**Task instructions**: Find the line that contains "Extract the structured" in the entries below. Output it and each later line exactly, and nothing else.
#####
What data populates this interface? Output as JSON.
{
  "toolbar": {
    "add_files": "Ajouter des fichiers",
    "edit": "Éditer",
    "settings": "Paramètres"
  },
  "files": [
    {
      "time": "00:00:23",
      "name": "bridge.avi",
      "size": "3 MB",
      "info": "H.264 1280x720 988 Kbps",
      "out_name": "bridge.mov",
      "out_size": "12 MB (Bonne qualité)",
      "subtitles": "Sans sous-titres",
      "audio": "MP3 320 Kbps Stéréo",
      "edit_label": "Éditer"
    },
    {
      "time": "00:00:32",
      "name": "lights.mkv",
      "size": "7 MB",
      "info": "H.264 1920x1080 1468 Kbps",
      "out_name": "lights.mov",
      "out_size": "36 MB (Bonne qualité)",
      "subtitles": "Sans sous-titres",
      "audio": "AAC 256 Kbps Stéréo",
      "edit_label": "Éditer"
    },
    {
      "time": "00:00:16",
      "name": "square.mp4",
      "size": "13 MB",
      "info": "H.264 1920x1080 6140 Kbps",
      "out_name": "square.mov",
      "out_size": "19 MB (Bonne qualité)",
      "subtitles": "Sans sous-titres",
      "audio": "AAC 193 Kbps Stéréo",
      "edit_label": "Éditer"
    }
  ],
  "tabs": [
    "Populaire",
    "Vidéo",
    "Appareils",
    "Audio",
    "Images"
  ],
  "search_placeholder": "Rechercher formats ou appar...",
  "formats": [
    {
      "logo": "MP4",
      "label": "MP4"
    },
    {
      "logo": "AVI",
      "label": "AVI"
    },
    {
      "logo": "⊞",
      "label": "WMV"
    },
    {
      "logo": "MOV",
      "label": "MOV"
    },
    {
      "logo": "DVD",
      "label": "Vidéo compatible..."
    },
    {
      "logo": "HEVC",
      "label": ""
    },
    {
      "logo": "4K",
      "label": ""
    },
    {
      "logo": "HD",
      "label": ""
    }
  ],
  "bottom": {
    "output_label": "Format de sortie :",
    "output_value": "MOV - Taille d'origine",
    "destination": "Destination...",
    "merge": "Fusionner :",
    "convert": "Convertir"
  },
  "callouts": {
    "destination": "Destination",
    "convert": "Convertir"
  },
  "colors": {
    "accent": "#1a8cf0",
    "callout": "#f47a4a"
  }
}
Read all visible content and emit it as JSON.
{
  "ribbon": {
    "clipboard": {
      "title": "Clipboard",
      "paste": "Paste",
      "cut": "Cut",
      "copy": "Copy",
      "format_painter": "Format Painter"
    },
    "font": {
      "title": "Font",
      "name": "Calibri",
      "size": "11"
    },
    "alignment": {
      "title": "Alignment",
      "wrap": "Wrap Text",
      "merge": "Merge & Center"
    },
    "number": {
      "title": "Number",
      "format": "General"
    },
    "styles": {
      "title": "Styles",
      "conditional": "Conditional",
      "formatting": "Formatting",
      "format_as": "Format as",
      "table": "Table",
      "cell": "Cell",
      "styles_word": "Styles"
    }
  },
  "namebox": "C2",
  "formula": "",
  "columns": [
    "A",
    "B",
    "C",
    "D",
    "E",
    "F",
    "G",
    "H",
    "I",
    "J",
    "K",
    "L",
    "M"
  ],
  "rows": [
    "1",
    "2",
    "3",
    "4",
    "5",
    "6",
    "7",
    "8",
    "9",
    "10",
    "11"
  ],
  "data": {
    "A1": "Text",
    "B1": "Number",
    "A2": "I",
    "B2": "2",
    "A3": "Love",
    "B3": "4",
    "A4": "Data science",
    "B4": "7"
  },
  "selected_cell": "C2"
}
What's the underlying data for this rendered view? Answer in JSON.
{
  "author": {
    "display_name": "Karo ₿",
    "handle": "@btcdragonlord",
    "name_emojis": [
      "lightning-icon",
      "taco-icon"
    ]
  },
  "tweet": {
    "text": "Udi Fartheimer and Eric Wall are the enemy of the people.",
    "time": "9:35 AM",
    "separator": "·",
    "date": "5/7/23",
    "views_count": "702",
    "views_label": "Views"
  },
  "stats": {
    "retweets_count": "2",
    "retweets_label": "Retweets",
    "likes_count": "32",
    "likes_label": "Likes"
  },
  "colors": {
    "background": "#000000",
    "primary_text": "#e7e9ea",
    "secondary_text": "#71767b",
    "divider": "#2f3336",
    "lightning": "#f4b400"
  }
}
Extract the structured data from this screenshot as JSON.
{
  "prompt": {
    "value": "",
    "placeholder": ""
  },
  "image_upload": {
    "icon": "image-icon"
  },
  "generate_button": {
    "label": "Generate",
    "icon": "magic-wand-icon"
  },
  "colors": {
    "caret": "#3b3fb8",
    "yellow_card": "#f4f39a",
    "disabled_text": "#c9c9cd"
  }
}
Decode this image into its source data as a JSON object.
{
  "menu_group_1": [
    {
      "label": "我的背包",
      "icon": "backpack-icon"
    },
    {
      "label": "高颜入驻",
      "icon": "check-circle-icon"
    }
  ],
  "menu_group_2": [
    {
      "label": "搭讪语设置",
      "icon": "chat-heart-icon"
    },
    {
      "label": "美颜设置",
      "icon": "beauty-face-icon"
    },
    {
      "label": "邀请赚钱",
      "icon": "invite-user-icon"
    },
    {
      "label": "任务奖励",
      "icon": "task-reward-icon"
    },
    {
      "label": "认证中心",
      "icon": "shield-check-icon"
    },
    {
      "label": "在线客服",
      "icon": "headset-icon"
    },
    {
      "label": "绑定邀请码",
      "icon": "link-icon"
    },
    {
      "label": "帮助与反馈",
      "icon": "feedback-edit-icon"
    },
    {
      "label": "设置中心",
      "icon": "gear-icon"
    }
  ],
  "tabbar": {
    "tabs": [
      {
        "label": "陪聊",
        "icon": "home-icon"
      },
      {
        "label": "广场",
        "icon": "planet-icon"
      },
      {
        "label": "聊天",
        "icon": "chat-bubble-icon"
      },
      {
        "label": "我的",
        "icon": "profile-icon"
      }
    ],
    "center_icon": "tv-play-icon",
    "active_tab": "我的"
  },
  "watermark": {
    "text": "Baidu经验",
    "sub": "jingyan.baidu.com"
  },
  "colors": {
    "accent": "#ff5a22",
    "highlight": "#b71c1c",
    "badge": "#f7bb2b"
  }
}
#####
**Response to the task**:
Extract the structured data from this screenshot as JSON.
{
  "prompt": {
    "value": "",
    "placeholder": ""
  },
  "image_upload": {
    "icon": "image-icon"
  },
  "generate_button": {
    "label": "Generate",
    "icon": "magic-wand-icon"
  },
  "colors": {
    "caret": "#3b3fb8",
    "yellow_card": "#f4f39a",
    "disabled_text": "#c9c9cd"
  }
}
Decode this image into its source data as a JSON object.
{
  "menu_group_1": [
    {
      "label": "我的背包",
      "icon": "backpack-icon"
    },
    {
      "label": "高颜入驻",
      "icon": "check-circle-icon"
    }
  ],
  "menu_group_2": [
    {
      "label": "搭讪语设置",
      "icon": "chat-heart-icon"
    },
    {
      "label": "美颜设置",
      "icon": "beauty-face-icon"
    },
    {
      "label": "邀请赚钱",
      "icon": "invite-user-icon"
    },
    {
      "label": "任务奖励",
      "icon": "task-reward-icon"
    },
    {
      "label": "认证中心",
      "icon": "shield-check-icon"
    },
    {
      "label": "在线客服",
      "icon": "headset-icon"
    },
    {
      "label": "绑定邀请码",
      "icon": "link-icon"
    },
    {
      "label": "帮助与反馈",
      "icon": "feedback-edit-icon"
    },
    {
      "label": "设置中心",
      "icon": "gear-icon"
    }
  ],
  "tabbar": {
    "tabs": [
      {
        "label": "陪聊",
        "icon": "home-icon"
      },
      {
        "label": "广场",
        "icon": "planet-icon"
      },
      {
        "label": "聊天",
        "icon": "chat-bubble-icon"
      },
      {
        "label": "我的",
        "icon": "profile-icon"
      }
    ],
    "center_icon": "tv-play-icon",
    "active_tab": "我的"
  },
  "watermark": {
    "text": "Baidu经验",
    "sub": "jingyan.baidu.com"
  },
  "colors": {
    "accent": "#ff5a22",
    "highlight": "#b71c1c",
    "badge": "#f7bb2b"
  }
}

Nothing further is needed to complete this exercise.